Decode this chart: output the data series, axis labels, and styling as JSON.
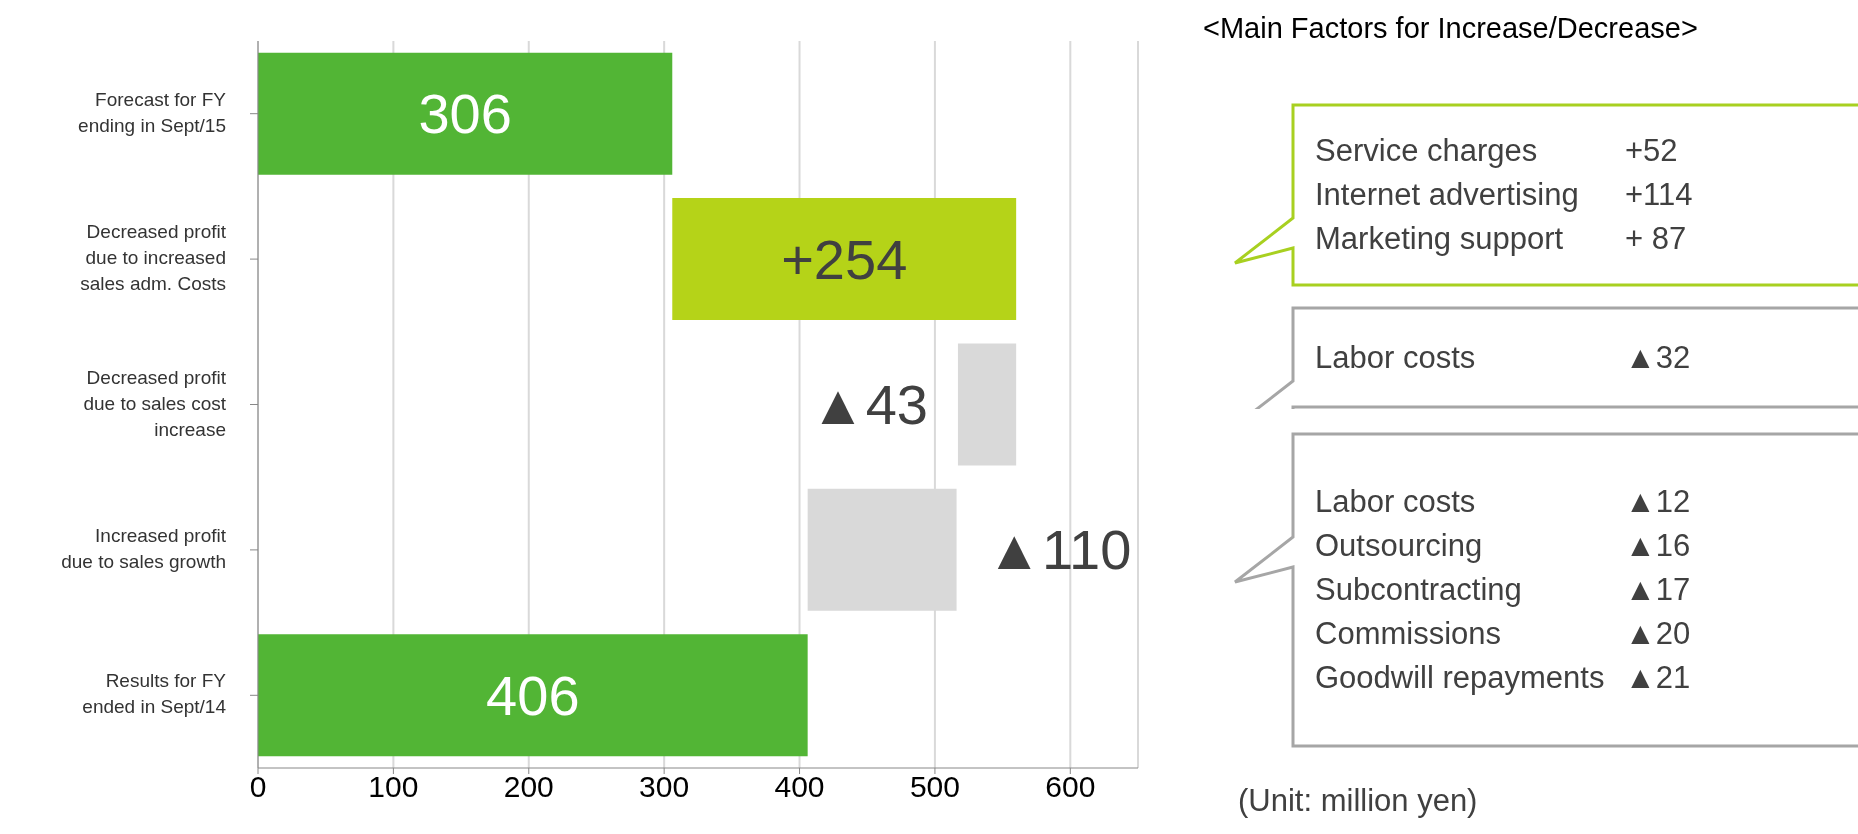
{
  "chart_data": {
    "type": "bar",
    "orientation": "horizontal",
    "categories": [
      "Forecast for FY ending in Sept/15",
      "Decreased profit due to increased sales adm. Costs",
      "Decreased profit due to  sales cost increase",
      "Increased profit due to sales growth",
      "Results for FY ended in Sept/14"
    ],
    "values": [
      306,
      254,
      43,
      110,
      406
    ],
    "base": [
      0,
      306,
      517,
      406,
      0
    ],
    "colors": [
      "#52b535",
      "#b5d318",
      "#d9d9d9",
      "#d9d9d9",
      "#52b535"
    ],
    "value_labels": [
      "306",
      "+254",
      "▲43",
      "▲110",
      "406"
    ],
    "xlim": [
      0,
      650
    ],
    "xticks": [
      0,
      100,
      200,
      300,
      400,
      500,
      600
    ],
    "grid": "x",
    "legend": false,
    "annotations": [
      "<Main Factors for Increase/Decrease>",
      "Service charges\t+52\nInternet advertising\t+114\nMarketing support\t+ 87",
      "Labor costs\t▲32",
      "Labor costs\t▲12\nOutsourcing\t▲16\nSubcontracting\t▲17\nCommissions\t▲20\nGoodwill repayments\t▲21",
      "(Unit: million yen)"
    ]
  }
}
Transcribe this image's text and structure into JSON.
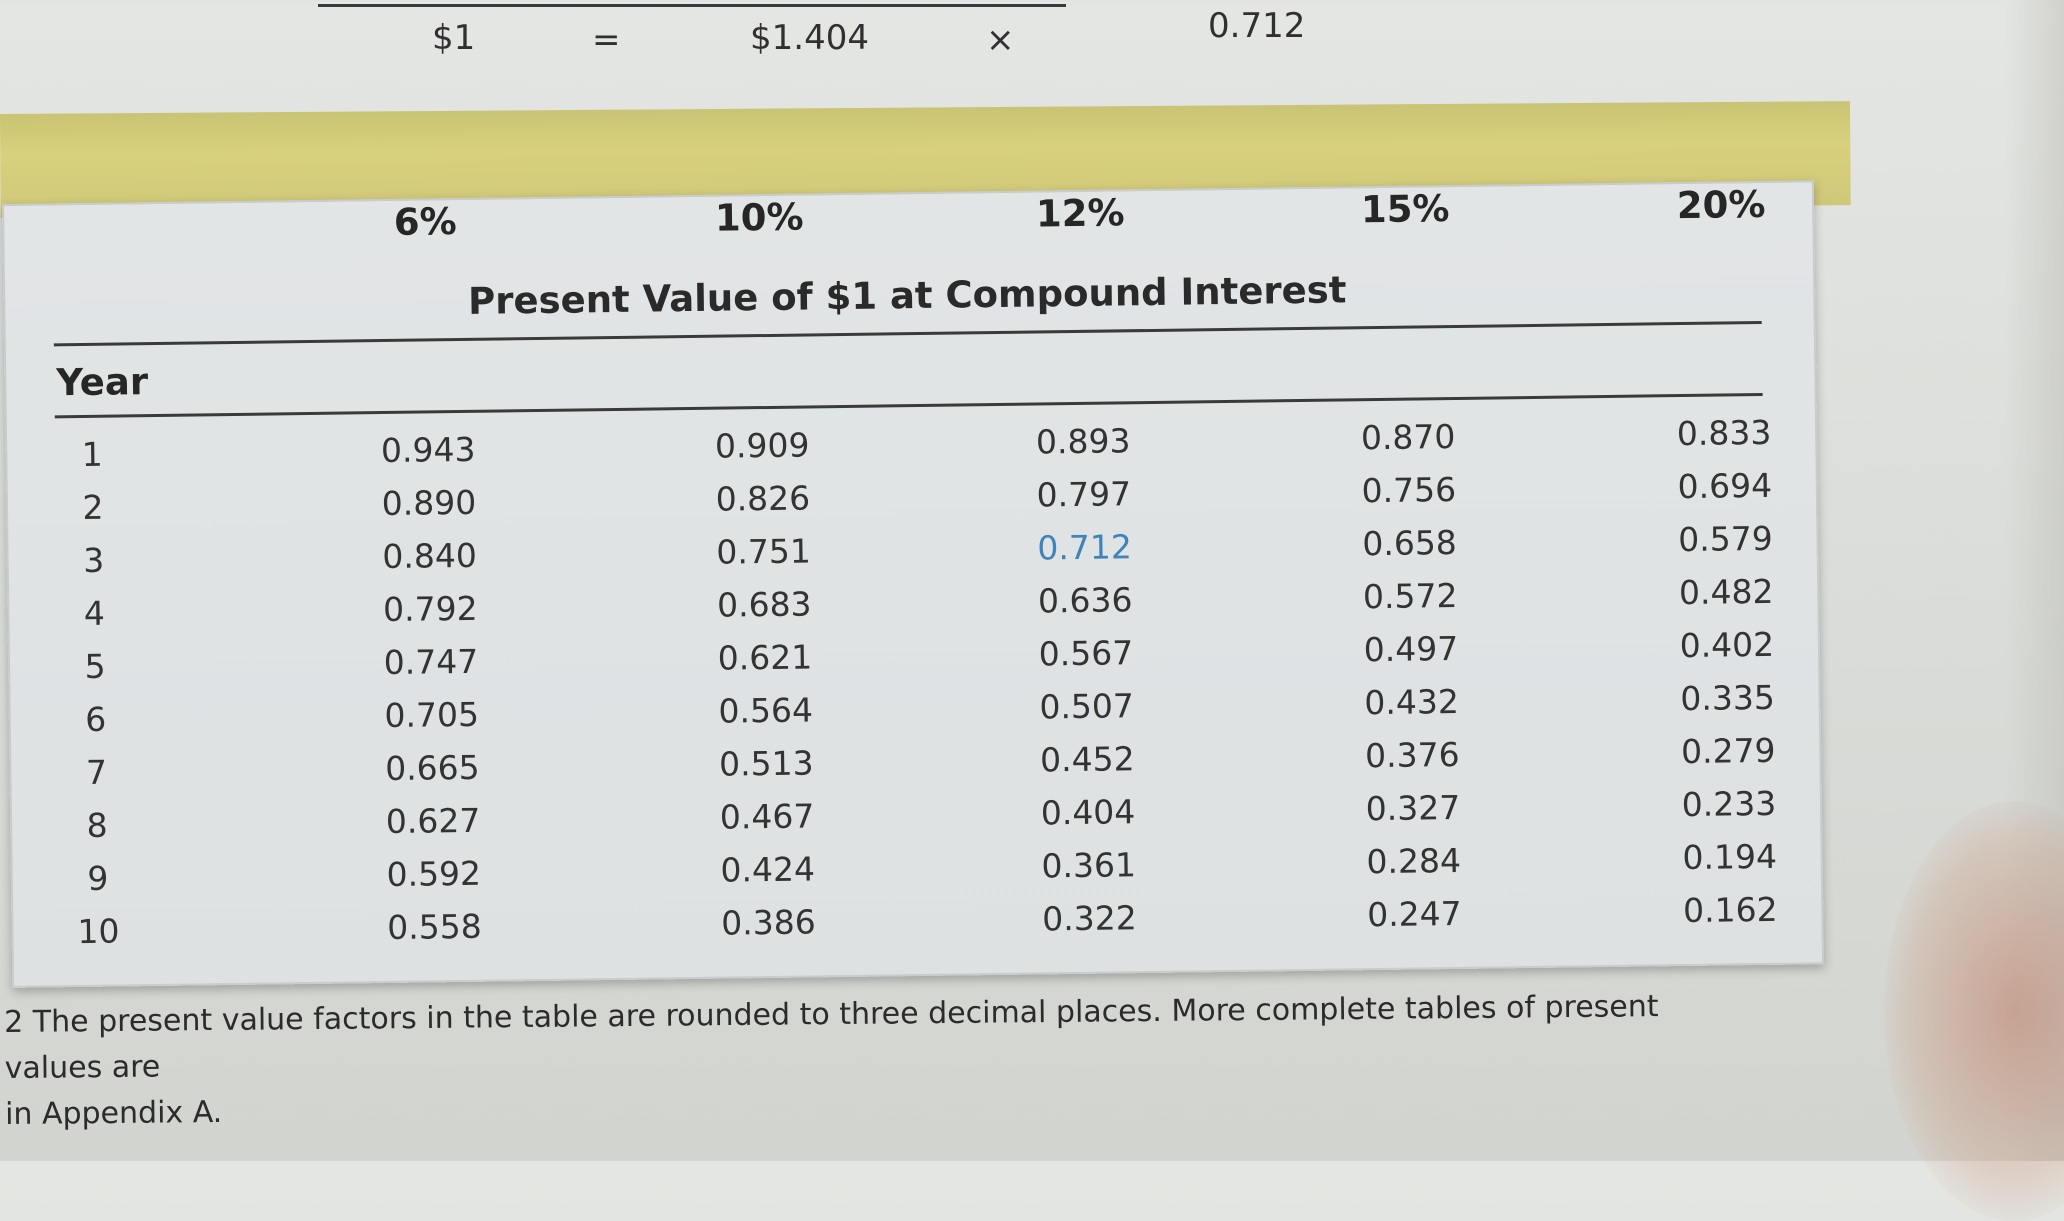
{
  "equation": {
    "present_value": "$1",
    "equals": "=",
    "future_value": "$1.404",
    "times": "×",
    "factor": "0.712"
  },
  "table": {
    "title": "Present Value of $1 at Compound Interest",
    "headers": [
      "Year",
      "6%",
      "10%",
      "12%",
      "15%",
      "20%"
    ],
    "rows": [
      [
        "1",
        "0.943",
        "0.909",
        "0.893",
        "0.870",
        "0.833"
      ],
      [
        "2",
        "0.890",
        "0.826",
        "0.797",
        "0.756",
        "0.694"
      ],
      [
        "3",
        "0.840",
        "0.751",
        "0.712",
        "0.658",
        "0.579"
      ],
      [
        "4",
        "0.792",
        "0.683",
        "0.636",
        "0.572",
        "0.482"
      ],
      [
        "5",
        "0.747",
        "0.621",
        "0.567",
        "0.497",
        "0.402"
      ],
      [
        "6",
        "0.705",
        "0.564",
        "0.507",
        "0.432",
        "0.335"
      ],
      [
        "7",
        "0.665",
        "0.513",
        "0.452",
        "0.376",
        "0.279"
      ],
      [
        "8",
        "0.627",
        "0.467",
        "0.404",
        "0.327",
        "0.233"
      ],
      [
        "9",
        "0.592",
        "0.424",
        "0.361",
        "0.284",
        "0.194"
      ],
      [
        "10",
        "0.558",
        "0.386",
        "0.322",
        "0.247",
        "0.162"
      ]
    ],
    "highlight_color": "#3f84b9"
  },
  "footnote": {
    "line1": "2 The present value factors in the table are rounded to three decimal places. More complete tables of present values are",
    "line2": "in Appendix A."
  }
}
::::
--- STATED PROBLEM ---
Determine how many lines of the material include the string "table". Output only that count.

--- SOLVED EXERCISE ---
2